[Collected data entries]
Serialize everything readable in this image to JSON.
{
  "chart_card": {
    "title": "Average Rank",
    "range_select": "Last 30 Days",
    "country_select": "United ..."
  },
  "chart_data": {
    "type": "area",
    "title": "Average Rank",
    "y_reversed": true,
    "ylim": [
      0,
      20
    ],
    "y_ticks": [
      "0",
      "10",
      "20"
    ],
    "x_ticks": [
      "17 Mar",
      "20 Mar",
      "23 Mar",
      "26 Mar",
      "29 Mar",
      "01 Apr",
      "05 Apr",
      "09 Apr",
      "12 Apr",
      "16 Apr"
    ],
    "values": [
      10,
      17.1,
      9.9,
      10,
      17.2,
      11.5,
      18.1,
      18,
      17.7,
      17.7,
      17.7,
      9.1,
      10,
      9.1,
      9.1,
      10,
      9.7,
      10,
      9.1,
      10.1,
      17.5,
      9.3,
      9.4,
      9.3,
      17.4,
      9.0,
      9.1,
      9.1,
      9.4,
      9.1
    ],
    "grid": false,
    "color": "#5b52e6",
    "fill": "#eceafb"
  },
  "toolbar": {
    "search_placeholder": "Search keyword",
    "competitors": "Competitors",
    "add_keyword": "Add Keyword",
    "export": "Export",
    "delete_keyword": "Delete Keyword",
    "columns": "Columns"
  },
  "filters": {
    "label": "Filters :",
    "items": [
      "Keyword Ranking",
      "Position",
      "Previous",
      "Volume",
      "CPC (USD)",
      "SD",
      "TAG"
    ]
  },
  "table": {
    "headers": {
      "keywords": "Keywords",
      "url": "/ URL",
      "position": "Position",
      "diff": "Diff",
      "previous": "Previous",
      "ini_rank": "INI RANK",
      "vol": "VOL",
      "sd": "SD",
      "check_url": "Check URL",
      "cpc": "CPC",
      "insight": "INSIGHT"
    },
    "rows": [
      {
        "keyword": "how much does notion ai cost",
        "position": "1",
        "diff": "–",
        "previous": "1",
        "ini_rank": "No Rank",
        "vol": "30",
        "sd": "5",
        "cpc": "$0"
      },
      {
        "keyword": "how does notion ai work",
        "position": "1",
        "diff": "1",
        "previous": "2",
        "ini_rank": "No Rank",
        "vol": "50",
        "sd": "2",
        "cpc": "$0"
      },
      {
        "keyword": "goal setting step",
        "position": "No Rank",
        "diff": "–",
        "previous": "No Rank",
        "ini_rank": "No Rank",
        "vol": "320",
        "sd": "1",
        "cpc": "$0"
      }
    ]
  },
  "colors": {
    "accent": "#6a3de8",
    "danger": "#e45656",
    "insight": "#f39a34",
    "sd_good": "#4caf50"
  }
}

### Task
Retype all of the material, keeping each line exact.

### Expected answer
Serialize everything readable in this image to JSON.
{
  "chart_card": {
    "title": "Average Rank",
    "range_select": "Last 30 Days",
    "country_select": "United ..."
  },
  "chart_data": {
    "type": "area",
    "title": "Average Rank",
    "y_reversed": true,
    "ylim": [
      0,
      20
    ],
    "y_ticks": [
      "0",
      "10",
      "20"
    ],
    "x_ticks": [
      "17 Mar",
      "20 Mar",
      "23 Mar",
      "26 Mar",
      "29 Mar",
      "01 Apr",
      "05 Apr",
      "09 Apr",
      "12 Apr",
      "16 Apr"
    ],
    "values": [
      10,
      17.1,
      9.9,
      10,
      17.2,
      11.5,
      18.1,
      18,
      17.7,
      17.7,
      17.7,
      9.1,
      10,
      9.1,
      9.1,
      10,
      9.7,
      10,
      9.1,
      10.1,
      17.5,
      9.3,
      9.4,
      9.3,
      17.4,
      9.0,
      9.1,
      9.1,
      9.4,
      9.1
    ],
    "grid": false,
    "color": "#5b52e6",
    "fill": "#eceafb"
  },
  "toolbar": {
    "search_placeholder": "Search keyword",
    "competitors": "Competitors",
    "add_keyword": "Add Keyword",
    "export": "Export",
    "delete_keyword": "Delete Keyword",
    "columns": "Columns"
  },
  "filters": {
    "label": "Filters :",
    "items": [
      "Keyword Ranking",
      "Position",
      "Previous",
      "Volume",
      "CPC (USD)",
      "SD",
      "TAG"
    ]
  },
  "table": {
    "headers": {
      "keywords": "Keywords",
      "url": "/ URL",
      "position": "Position",
      "diff": "Diff",
      "previous": "Previous",
      "ini_rank": "INI RANK",
      "vol": "VOL",
      "sd": "SD",
      "check_url": "Check URL",
      "cpc": "CPC",
      "insight": "INSIGHT"
    },
    "rows": [
      {
        "keyword": "how much does notion ai cost",
        "position": "1",
        "diff": "–",
        "previous": "1",
        "ini_rank": "No Rank",
        "vol": "30",
        "sd": "5",
        "cpc": "$0"
      },
      {
        "keyword": "how does notion ai work",
        "position": "1",
        "diff": "1",
        "previous": "2",
        "ini_rank": "No Rank",
        "vol": "50",
        "sd": "2",
        "cpc": "$0"
      },
      {
        "keyword": "goal setting step",
        "position": "No Rank",
        "diff": "–",
        "previous": "No Rank",
        "ini_rank": "No Rank",
        "vol": "320",
        "sd": "1",
        "cpc": "$0"
      }
    ]
  },
  "colors": {
    "accent": "#6a3de8",
    "danger": "#e45656",
    "insight": "#f39a34",
    "sd_good": "#4caf50"
  }
}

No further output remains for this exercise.